Task brief —
Check each line of the entries below for the string "Moreover" and state how many lines have it, with no other text.
◆ ◆ ◆
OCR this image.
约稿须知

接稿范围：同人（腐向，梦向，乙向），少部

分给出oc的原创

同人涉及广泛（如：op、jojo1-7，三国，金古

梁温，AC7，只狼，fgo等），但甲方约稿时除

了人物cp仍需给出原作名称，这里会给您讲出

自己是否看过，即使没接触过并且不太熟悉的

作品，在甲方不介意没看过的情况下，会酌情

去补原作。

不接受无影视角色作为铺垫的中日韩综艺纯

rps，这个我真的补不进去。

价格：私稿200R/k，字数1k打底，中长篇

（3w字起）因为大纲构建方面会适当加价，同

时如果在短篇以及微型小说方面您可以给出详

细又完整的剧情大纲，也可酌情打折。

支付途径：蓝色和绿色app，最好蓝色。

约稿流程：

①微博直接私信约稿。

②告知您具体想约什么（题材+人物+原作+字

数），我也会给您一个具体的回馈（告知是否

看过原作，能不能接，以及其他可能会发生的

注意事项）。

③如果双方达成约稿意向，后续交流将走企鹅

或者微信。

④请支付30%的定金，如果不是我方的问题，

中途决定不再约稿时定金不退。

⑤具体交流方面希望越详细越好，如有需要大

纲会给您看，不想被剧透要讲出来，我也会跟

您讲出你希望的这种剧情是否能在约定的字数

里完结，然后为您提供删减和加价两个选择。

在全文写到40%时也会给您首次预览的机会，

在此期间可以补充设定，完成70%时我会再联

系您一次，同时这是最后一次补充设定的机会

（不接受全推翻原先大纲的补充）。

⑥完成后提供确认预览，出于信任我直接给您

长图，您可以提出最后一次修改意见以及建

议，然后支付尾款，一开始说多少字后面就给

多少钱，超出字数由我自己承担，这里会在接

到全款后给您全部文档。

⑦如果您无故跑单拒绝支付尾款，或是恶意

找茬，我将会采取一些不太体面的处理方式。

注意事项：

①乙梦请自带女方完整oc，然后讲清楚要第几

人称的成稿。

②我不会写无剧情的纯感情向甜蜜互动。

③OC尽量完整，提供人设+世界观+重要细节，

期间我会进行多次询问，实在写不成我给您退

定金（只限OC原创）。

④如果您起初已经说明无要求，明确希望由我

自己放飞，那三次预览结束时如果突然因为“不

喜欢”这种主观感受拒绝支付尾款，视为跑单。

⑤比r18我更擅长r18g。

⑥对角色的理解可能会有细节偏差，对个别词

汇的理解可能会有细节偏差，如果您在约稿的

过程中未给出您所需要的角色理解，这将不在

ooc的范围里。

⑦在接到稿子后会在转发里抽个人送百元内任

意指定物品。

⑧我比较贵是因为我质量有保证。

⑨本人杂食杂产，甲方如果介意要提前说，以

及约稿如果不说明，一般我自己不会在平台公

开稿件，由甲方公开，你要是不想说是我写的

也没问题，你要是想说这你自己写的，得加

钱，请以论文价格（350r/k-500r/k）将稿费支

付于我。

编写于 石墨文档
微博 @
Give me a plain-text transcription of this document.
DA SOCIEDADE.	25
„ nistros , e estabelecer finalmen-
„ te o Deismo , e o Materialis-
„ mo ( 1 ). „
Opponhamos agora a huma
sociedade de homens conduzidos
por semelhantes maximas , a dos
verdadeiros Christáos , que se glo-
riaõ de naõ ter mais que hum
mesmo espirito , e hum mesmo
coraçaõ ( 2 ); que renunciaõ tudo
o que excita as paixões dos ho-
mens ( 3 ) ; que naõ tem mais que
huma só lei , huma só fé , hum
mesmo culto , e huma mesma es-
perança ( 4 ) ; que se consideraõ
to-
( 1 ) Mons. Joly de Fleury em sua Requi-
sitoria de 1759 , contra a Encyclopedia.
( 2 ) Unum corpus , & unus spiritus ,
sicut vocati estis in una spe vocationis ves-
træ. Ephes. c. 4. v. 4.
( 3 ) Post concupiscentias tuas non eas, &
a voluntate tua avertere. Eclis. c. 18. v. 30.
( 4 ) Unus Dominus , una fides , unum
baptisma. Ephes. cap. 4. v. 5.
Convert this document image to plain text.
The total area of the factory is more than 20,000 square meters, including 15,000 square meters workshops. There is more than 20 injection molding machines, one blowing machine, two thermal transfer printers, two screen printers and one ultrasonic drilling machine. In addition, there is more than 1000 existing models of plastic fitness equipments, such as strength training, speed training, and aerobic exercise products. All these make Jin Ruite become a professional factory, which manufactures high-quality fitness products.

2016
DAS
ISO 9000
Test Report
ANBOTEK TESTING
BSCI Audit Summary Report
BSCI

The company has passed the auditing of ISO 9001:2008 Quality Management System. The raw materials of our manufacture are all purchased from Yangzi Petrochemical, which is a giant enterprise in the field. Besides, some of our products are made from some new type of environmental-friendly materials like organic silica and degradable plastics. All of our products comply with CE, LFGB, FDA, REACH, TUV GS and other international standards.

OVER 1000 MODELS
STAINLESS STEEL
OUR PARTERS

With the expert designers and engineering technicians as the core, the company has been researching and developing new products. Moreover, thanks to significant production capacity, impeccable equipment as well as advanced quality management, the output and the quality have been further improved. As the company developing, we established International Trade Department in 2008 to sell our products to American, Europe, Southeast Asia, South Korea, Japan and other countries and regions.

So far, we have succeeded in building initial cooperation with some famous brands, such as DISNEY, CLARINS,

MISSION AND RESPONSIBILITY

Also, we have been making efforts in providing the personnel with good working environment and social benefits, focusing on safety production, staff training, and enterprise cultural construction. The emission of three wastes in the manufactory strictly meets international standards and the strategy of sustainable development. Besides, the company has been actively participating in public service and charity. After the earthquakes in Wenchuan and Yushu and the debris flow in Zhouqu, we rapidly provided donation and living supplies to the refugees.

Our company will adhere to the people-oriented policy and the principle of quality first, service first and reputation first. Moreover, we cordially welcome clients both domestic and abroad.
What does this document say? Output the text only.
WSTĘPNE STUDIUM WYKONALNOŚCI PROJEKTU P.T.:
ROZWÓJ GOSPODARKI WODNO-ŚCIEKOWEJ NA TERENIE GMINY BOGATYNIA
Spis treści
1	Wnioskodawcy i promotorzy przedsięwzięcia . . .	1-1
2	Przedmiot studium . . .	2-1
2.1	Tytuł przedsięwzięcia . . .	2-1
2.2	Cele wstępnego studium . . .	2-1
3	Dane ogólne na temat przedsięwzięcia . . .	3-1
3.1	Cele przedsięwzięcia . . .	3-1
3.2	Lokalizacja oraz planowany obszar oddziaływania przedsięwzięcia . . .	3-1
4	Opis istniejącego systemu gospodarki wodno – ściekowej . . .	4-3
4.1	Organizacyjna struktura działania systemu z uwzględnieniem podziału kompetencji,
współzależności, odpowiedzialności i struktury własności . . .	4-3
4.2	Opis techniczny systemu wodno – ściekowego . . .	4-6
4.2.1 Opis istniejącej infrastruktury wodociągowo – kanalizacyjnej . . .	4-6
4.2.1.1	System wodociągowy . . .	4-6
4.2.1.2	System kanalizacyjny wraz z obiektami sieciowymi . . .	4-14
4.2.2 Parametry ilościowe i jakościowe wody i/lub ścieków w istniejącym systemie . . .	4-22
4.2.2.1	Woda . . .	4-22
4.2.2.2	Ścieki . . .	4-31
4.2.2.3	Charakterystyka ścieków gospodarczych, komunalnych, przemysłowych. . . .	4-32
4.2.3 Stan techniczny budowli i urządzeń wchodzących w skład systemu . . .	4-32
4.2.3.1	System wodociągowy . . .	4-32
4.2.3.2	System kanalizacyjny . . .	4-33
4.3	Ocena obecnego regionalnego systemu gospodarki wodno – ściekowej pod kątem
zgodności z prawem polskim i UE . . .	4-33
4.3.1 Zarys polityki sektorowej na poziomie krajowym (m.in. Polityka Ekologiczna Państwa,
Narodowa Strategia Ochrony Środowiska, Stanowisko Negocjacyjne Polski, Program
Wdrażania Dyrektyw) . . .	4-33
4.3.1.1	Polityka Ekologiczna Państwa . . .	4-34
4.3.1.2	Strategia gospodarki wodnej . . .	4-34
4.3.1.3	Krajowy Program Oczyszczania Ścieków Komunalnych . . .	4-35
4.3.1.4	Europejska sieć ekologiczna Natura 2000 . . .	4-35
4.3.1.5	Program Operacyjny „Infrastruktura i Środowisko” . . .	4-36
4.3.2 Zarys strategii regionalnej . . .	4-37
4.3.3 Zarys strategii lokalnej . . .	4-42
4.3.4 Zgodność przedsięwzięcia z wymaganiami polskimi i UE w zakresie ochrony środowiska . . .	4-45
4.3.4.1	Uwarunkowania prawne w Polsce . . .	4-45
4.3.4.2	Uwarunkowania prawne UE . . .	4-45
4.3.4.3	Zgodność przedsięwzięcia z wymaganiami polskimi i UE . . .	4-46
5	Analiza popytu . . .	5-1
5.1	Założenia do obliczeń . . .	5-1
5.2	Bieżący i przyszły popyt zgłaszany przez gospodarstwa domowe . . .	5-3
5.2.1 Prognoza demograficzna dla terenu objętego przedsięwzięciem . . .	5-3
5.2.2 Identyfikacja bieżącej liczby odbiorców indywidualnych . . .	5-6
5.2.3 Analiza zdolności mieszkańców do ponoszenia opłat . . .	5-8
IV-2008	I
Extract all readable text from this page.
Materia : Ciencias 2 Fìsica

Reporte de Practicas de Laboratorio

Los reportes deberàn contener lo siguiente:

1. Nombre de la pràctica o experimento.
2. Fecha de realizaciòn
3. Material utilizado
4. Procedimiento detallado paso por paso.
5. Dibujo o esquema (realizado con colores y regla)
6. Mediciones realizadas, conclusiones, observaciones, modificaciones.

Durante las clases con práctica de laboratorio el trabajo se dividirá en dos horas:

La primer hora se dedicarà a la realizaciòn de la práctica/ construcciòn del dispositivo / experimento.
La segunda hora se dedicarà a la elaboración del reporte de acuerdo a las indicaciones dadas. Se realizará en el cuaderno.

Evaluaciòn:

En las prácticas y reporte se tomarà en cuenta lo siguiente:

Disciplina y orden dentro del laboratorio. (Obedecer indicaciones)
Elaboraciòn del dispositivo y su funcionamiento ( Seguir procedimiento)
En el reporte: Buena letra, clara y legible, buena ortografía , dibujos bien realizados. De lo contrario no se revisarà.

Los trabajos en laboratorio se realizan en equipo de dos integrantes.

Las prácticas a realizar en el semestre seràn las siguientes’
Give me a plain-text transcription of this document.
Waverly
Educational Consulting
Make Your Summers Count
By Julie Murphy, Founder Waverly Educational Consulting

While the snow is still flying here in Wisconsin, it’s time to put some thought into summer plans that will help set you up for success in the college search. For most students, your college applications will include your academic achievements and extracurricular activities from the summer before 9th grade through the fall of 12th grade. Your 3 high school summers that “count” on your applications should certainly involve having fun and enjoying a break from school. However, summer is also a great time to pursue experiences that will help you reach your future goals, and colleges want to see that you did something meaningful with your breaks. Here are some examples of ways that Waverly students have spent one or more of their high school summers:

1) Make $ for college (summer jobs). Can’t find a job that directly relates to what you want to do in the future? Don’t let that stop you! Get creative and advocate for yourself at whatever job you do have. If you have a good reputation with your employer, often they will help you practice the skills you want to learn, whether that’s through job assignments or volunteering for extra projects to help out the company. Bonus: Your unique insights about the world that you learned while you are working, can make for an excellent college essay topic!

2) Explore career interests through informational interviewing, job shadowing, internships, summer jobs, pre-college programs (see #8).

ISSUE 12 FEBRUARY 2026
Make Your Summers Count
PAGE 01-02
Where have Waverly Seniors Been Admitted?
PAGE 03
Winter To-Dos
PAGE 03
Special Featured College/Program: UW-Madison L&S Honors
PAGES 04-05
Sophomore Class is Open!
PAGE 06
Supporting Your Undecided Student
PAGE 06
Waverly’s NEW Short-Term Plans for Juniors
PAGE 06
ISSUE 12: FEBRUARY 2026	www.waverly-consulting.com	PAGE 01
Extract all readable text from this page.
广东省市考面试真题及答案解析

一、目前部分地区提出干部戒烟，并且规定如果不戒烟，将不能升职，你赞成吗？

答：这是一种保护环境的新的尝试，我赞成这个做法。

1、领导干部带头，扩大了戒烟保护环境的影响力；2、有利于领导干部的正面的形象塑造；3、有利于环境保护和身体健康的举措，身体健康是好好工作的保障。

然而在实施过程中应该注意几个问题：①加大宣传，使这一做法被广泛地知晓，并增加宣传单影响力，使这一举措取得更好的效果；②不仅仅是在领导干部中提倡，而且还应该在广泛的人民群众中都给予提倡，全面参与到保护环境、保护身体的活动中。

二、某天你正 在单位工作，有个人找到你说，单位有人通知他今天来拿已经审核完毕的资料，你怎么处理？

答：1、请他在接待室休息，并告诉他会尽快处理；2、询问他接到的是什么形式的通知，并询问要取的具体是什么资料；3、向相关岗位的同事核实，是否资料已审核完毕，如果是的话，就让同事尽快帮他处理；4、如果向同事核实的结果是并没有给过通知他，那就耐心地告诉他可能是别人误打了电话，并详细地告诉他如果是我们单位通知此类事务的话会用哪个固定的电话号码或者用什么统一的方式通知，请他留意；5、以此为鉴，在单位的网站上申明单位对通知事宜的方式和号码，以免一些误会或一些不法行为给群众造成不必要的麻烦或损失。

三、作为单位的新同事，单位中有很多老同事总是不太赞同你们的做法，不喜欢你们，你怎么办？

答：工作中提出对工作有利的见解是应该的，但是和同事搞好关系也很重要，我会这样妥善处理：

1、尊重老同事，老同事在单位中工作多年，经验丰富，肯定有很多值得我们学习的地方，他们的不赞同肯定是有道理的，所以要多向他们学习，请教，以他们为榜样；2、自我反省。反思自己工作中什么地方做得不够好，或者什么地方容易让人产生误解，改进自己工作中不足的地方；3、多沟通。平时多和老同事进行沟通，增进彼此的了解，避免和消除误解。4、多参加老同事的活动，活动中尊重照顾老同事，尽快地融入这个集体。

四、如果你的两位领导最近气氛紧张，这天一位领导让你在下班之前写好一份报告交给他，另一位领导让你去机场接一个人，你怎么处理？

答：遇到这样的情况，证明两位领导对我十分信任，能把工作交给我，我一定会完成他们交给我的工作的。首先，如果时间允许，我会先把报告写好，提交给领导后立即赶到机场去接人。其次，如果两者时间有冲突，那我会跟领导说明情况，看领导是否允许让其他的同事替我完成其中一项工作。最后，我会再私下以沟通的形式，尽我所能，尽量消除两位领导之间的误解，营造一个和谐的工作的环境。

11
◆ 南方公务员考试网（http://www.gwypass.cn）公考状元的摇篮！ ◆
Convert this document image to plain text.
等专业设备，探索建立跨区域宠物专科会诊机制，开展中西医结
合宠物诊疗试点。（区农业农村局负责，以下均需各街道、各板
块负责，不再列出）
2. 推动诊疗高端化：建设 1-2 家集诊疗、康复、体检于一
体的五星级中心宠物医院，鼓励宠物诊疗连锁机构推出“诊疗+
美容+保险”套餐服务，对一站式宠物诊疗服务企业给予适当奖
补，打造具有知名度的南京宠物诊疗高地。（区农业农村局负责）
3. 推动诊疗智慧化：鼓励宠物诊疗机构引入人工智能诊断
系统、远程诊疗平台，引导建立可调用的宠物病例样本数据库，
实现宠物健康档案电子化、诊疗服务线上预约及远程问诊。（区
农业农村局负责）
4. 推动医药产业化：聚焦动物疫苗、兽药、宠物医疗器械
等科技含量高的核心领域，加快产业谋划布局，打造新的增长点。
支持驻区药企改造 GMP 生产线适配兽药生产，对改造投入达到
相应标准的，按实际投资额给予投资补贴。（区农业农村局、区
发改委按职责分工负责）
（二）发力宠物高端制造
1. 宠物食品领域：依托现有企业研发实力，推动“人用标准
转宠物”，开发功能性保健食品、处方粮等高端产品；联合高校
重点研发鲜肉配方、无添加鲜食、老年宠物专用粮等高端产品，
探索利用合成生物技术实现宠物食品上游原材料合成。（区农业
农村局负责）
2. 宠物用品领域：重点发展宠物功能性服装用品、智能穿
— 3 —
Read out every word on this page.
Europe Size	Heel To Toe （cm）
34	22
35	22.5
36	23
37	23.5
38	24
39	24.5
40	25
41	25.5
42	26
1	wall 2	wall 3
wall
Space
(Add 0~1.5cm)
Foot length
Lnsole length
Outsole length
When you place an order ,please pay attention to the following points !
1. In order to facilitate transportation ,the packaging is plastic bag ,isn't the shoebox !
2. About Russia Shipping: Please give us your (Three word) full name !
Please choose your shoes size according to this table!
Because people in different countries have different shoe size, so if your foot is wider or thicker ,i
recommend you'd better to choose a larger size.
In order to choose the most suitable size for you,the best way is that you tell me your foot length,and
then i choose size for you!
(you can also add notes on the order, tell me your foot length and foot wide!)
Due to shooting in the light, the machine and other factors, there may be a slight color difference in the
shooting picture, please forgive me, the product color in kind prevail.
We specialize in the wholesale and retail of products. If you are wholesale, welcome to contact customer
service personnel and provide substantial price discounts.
◆ ◆ ◆
Solution for this task —
2